**WHAT YOU WILL DO:** Search the data for the word "หมายเหต". Reproduce every line where it is found.

--

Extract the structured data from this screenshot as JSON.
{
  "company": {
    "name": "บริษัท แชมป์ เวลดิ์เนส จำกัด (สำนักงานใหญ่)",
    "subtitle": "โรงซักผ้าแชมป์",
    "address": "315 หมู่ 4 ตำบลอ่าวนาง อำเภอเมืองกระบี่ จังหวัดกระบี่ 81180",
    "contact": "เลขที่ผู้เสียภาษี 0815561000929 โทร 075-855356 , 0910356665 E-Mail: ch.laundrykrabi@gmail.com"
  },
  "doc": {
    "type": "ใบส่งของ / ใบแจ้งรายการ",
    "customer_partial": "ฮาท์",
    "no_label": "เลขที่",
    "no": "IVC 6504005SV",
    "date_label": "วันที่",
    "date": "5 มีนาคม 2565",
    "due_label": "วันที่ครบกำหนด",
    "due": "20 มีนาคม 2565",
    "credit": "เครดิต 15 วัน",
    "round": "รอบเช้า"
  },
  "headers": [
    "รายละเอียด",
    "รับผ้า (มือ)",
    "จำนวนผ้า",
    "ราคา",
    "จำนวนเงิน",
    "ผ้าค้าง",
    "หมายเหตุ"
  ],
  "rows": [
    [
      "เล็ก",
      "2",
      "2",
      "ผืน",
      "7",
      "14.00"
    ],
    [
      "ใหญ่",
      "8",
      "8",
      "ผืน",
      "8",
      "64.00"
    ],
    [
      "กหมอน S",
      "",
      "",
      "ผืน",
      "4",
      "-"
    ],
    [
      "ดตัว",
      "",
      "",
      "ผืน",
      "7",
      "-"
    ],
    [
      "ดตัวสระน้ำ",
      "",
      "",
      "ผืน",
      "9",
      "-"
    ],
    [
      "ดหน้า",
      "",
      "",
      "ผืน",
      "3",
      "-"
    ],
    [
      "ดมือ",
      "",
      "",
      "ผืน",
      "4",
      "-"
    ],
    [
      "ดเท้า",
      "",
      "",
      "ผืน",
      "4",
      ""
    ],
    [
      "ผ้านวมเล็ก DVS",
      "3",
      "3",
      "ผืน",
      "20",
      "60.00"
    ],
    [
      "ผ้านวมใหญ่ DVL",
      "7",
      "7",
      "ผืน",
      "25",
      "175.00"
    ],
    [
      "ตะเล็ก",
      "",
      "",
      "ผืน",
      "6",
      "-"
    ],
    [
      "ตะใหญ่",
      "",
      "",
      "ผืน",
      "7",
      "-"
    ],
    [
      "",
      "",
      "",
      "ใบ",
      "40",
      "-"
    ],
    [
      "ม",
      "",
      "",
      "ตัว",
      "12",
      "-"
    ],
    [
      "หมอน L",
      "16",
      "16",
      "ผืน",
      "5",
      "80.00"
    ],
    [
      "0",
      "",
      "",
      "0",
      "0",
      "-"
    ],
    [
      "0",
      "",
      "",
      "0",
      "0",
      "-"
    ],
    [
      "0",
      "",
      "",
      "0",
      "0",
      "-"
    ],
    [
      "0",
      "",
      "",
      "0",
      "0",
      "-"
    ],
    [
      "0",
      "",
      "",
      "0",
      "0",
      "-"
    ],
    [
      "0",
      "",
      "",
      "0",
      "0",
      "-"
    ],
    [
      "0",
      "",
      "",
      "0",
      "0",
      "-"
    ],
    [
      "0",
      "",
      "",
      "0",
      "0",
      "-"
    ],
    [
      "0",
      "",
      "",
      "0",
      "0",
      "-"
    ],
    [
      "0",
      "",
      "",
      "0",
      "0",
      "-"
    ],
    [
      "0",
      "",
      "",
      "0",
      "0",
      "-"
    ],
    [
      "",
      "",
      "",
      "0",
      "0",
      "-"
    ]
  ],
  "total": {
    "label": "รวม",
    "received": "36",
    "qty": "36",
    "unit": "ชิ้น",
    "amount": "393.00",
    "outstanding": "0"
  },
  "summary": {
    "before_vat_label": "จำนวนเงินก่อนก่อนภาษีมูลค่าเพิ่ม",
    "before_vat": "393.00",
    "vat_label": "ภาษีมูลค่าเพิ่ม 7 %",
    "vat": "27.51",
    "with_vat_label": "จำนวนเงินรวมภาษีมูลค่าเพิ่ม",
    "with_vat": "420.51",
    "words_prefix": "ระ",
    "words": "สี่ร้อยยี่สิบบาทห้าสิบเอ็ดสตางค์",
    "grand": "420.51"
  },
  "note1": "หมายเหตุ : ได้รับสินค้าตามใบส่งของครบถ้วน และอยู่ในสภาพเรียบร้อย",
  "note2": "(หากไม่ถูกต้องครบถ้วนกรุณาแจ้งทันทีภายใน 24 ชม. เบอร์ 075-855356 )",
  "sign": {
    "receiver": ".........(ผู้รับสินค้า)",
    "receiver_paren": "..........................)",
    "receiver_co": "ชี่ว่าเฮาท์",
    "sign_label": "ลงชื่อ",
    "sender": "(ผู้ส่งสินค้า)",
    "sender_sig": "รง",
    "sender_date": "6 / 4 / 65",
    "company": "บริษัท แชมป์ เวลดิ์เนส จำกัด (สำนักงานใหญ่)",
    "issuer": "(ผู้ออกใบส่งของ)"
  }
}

--

**RESULT BELOW:**
    "หมายเหตุ"
  "note1": "หมายเหตุ : ได้รับสินค้าตามใบส่งของครบถ้วน และอยู่ในสภาพเรียบร้อย",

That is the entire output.